→ **Work to be completed**: In the listing below, locate the lines bearing the word "Acipenser". Copy every one of them.

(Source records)
╭──
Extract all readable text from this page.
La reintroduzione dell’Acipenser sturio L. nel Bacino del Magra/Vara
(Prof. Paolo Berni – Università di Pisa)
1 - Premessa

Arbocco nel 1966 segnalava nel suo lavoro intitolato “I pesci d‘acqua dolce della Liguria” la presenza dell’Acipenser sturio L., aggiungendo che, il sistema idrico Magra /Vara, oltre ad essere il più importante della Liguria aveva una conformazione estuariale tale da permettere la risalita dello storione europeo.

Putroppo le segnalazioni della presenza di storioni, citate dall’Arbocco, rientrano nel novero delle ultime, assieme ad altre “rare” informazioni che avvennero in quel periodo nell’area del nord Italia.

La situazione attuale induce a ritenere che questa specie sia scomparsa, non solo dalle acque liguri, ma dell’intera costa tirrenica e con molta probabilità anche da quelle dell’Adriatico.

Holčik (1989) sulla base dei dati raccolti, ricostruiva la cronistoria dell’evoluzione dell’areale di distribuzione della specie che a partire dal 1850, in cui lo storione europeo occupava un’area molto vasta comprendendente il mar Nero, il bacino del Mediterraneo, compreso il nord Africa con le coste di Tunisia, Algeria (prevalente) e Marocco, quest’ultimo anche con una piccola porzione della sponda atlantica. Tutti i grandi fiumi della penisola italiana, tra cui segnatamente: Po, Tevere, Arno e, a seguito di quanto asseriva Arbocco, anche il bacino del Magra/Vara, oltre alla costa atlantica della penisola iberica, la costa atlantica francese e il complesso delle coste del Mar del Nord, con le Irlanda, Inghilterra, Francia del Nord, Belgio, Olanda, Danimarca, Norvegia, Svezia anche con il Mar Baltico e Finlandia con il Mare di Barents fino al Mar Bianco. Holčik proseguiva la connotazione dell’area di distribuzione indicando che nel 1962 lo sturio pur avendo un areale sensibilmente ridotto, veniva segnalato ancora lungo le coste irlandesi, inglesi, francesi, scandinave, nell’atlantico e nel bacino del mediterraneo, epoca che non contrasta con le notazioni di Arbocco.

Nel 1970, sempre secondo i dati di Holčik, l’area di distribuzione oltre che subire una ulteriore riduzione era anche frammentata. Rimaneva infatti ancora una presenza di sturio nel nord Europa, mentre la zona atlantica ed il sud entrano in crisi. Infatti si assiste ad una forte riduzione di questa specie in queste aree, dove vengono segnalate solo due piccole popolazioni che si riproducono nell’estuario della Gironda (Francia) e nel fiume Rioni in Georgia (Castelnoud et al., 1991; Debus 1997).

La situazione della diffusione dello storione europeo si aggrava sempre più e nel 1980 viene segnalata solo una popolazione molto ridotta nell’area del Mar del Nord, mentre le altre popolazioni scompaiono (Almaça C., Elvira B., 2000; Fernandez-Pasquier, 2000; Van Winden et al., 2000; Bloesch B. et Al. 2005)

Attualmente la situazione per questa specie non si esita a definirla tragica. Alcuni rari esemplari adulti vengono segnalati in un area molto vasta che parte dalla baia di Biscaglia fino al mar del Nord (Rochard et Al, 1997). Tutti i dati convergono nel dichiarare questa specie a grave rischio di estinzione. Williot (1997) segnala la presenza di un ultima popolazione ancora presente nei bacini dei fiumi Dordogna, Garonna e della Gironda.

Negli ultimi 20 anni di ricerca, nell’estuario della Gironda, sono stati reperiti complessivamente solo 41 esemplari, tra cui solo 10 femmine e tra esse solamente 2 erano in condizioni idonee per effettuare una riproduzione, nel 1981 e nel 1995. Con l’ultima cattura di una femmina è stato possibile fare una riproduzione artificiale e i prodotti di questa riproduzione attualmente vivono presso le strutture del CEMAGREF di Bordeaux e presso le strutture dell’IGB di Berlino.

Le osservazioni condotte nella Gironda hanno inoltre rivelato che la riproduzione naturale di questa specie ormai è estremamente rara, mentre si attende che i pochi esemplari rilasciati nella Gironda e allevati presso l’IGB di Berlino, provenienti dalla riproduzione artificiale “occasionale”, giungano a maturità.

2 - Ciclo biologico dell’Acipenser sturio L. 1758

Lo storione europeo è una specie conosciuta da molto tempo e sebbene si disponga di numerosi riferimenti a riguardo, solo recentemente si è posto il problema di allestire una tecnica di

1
╰──
→ **Completed exercise**:
La reintroduzione dell’Acipenser sturio L. nel Bacino del Magra/Vara
Arbocco nel 1966 segnalava nel suo lavoro intitolato “I pesci d‘acqua dolce della Liguria” la presenza dell’Acipenser sturio L., aggiungendo che, il sistema idrico Magra /Vara, oltre ad essere il più importante della Liguria aveva una conformazione estuariale tale da permettere la risalita dello storione europeo.
2 - Ciclo biologico dell’Acipenser sturio L. 1758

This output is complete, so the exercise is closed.